### Aim
Give only the lines from the one containing "Read this page and output its text content." through the end of the material below, exactly as written.

Items from a dataset
--- START ---
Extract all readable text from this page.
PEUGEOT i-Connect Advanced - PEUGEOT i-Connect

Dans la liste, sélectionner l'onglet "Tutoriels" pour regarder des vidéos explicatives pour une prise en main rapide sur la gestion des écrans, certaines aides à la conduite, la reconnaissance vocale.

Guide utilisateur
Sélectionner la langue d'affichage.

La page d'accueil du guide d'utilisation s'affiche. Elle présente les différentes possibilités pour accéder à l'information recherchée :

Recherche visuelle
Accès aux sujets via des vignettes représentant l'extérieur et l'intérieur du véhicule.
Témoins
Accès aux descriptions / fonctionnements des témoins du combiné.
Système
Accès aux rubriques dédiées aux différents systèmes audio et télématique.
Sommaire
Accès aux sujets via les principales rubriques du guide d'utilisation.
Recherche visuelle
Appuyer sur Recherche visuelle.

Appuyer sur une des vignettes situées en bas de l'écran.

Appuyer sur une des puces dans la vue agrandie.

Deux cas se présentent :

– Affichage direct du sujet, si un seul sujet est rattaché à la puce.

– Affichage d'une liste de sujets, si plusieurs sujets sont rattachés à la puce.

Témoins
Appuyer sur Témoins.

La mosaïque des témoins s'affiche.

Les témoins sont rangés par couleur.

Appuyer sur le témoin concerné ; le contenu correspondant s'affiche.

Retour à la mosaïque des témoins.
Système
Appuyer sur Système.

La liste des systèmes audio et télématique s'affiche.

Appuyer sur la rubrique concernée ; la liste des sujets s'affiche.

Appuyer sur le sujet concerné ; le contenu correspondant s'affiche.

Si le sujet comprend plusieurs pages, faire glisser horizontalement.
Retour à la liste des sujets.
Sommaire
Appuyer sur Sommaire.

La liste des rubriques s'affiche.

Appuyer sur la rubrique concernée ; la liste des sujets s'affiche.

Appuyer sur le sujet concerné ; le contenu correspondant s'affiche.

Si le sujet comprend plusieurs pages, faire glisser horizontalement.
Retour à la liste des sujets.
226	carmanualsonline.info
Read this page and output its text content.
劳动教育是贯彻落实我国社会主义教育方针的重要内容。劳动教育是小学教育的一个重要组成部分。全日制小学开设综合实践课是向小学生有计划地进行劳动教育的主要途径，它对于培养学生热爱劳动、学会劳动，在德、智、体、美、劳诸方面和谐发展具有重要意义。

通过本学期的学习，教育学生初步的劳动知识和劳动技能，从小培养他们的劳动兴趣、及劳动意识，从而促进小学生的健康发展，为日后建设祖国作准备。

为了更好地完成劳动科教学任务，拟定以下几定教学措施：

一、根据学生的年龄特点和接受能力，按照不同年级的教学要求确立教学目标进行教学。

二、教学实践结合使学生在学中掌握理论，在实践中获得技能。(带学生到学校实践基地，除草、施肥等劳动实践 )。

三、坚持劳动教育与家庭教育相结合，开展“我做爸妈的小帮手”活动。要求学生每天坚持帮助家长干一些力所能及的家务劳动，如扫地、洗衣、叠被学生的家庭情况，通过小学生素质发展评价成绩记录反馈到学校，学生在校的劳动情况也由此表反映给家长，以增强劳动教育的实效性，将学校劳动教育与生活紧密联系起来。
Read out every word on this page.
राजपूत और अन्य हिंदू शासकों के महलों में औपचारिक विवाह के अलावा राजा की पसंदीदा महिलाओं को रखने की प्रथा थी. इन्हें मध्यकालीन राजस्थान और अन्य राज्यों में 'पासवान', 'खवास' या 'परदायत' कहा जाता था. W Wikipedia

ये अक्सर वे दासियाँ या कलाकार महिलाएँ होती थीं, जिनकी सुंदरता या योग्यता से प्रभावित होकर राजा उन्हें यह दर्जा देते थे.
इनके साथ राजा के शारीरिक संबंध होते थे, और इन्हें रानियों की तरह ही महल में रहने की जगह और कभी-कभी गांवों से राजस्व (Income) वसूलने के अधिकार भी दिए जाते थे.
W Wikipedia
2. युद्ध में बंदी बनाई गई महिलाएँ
--- END ---
### Written answer
Read this page and output its text content.
劳动教育是贯彻落实我国社会主义教育方针的重要内容。劳动教育是小学教育的一个重要组成部分。全日制小学开设综合实践课是向小学生有计划地进行劳动教育的主要途径，它对于培养学生热爱劳动、学会劳动，在德、智、体、美、劳诸方面和谐发展具有重要意义。

通过本学期的学习，教育学生初步的劳动知识和劳动技能，从小培养他们的劳动兴趣、及劳动意识，从而促进小学生的健康发展，为日后建设祖国作准备。

为了更好地完成劳动科教学任务，拟定以下几定教学措施：

一、根据学生的年龄特点和接受能力，按照不同年级的教学要求确立教学目标进行教学。

二、教学实践结合使学生在学中掌握理论，在实践中获得技能。(带学生到学校实践基地，除草、施肥等劳动实践 )。

三、坚持劳动教育与家庭教育相结合，开展“我做爸妈的小帮手”活动。要求学生每天坚持帮助家长干一些力所能及的家务劳动，如扫地、洗衣、叠被学生的家庭情况，通过小学生素质发展评价成绩记录反馈到学校，学生在校的劳动情况也由此表反映给家长，以增强劳动教育的实效性，将学校劳动教育与生活紧密联系起来。
Read out every word on this page.
राजपूत और अन्य हिंदू शासकों के महलों में औपचारिक विवाह के अलावा राजा की पसंदीदा महिलाओं को रखने की प्रथा थी. इन्हें मध्यकालीन राजस्थान और अन्य राज्यों में 'पासवान', 'खवास' या 'परदायत' कहा जाता था. W Wikipedia

ये अक्सर वे दासियाँ या कलाकार महिलाएँ होती थीं, जिनकी सुंदरता या योग्यता से प्रभावित होकर राजा उन्हें यह दर्जा देते थे.
इनके साथ राजा के शारीरिक संबंध होते थे, और इन्हें रानियों की तरह ही महल में रहने की जगह और कभी-कभी गांवों से राजस्व (Income) वसूलने के अधिकार भी दिए जाते थे.
W Wikipedia
2. युद्ध में बंदी बनाई गई महिलाएँ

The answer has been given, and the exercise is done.